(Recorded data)

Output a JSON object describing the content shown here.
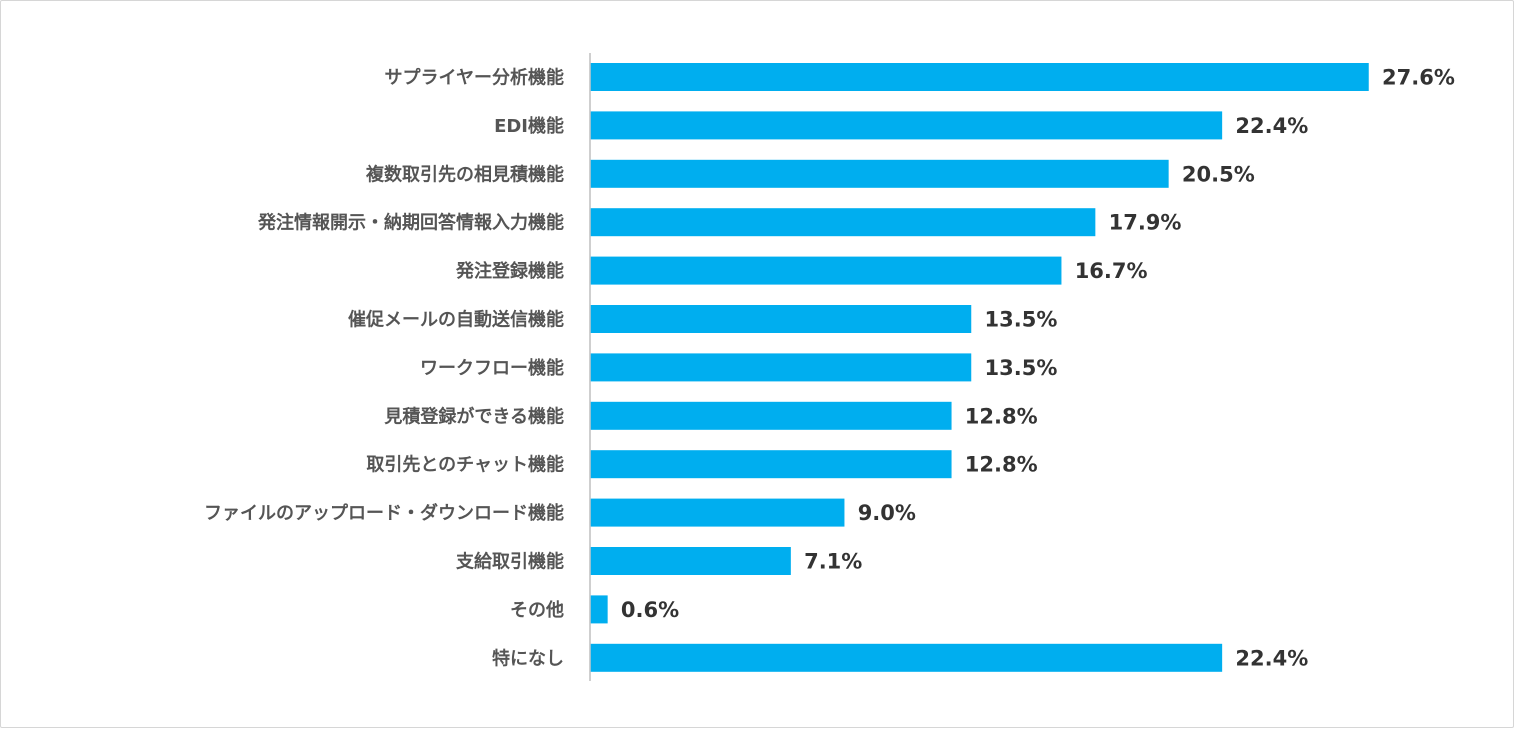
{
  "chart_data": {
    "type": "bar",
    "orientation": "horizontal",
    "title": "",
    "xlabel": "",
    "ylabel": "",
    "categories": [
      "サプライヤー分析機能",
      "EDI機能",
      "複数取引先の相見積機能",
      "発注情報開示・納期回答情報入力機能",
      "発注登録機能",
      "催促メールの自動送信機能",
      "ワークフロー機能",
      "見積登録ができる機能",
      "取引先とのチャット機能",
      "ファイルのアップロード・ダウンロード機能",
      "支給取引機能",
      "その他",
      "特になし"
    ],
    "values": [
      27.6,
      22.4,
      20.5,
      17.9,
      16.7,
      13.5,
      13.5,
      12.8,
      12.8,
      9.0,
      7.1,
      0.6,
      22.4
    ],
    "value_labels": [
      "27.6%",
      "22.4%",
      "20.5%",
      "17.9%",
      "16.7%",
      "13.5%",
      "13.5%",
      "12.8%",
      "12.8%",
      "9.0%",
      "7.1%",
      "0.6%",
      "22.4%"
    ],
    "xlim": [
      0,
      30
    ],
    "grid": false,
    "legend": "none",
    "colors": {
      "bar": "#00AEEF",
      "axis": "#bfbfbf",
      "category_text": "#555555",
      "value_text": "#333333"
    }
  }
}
* * *
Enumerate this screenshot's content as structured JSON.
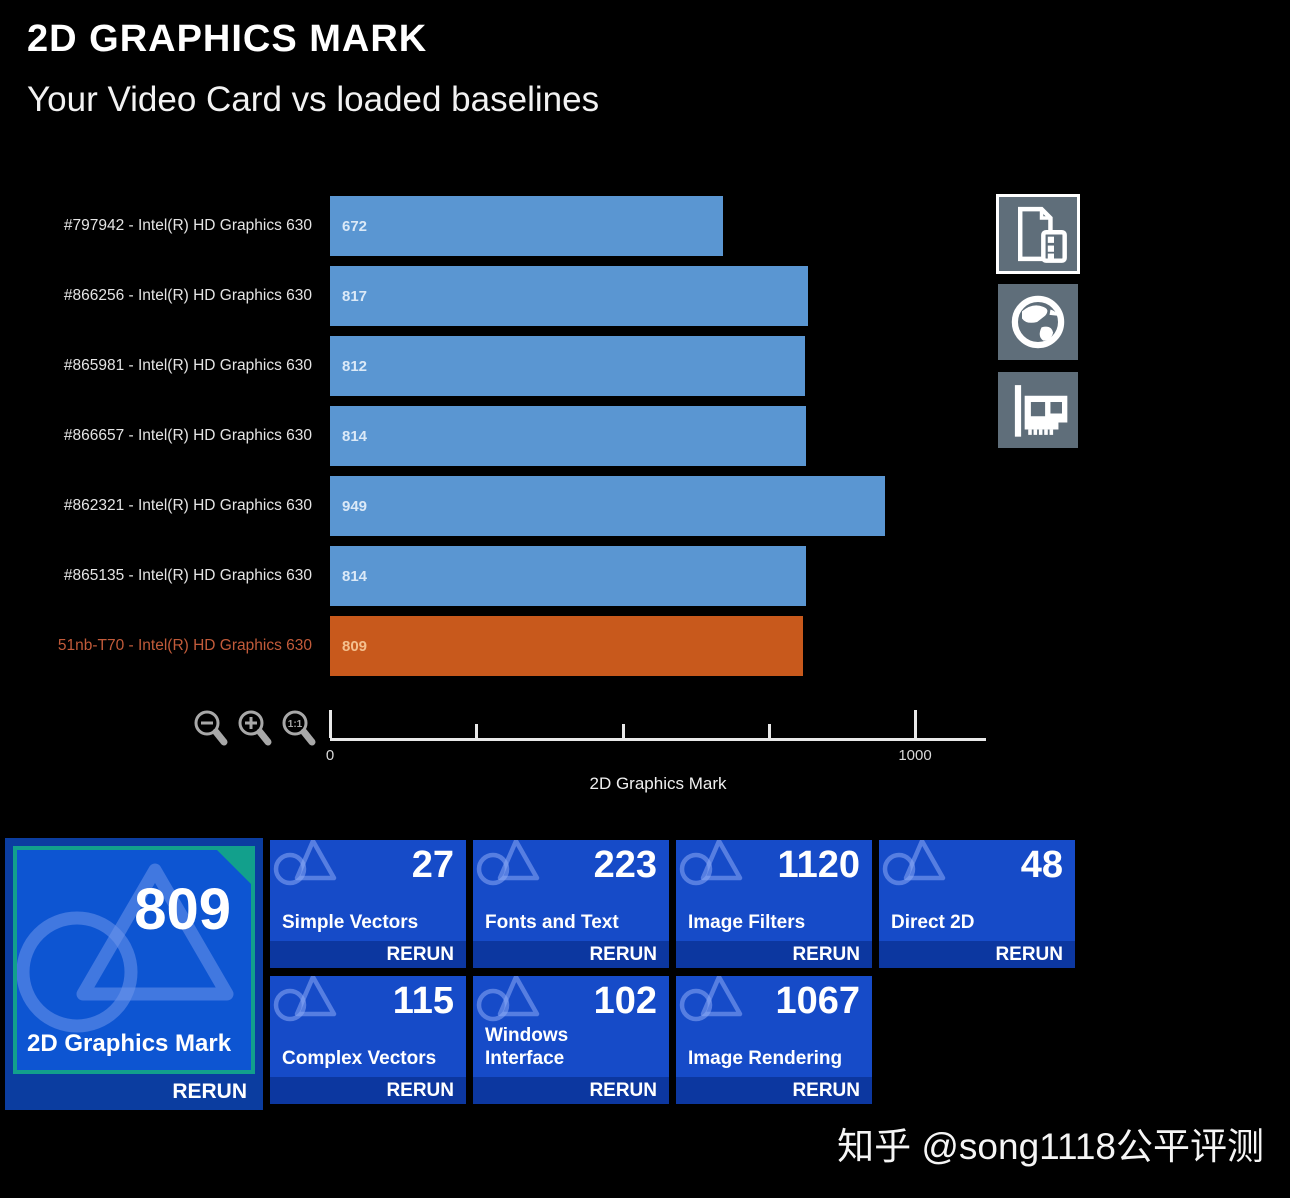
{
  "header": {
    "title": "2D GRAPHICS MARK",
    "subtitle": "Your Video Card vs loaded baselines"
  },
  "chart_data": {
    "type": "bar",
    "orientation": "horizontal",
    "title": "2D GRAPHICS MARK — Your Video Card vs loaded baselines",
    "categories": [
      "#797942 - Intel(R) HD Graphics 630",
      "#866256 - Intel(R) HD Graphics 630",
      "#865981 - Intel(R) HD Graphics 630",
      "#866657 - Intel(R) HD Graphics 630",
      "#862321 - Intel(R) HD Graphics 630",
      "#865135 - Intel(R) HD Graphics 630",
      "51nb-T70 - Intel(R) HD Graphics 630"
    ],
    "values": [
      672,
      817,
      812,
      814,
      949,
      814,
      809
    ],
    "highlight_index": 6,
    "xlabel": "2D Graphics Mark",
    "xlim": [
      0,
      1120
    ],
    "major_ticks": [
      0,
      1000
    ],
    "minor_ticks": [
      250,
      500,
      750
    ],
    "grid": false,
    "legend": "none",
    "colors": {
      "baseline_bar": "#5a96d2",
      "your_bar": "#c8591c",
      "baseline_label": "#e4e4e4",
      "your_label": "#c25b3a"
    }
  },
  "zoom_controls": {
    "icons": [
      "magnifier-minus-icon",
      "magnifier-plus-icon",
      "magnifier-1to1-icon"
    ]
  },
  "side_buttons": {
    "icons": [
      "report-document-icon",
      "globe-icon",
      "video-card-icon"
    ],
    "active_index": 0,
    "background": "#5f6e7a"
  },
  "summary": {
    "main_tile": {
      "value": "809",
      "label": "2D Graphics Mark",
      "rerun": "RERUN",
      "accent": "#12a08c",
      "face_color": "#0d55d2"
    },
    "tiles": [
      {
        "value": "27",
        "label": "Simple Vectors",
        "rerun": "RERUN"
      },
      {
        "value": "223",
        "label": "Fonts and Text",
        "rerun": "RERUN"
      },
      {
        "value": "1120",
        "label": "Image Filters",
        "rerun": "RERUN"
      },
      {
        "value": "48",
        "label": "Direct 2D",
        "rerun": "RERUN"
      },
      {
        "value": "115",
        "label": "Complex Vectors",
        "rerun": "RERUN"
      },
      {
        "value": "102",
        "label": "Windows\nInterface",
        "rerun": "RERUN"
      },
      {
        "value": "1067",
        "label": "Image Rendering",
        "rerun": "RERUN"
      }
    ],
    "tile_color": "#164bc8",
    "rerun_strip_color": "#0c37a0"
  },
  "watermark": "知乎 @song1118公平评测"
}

▶ [GOAL OF THE EXERCISE]: From the data above, gather every line that includes the word "content".

▶ [SOLUTION FOR THIS EXERCISE]:
Output a JSON object describing the content shown here.
Enumerate this screenshot's content as structured JSON.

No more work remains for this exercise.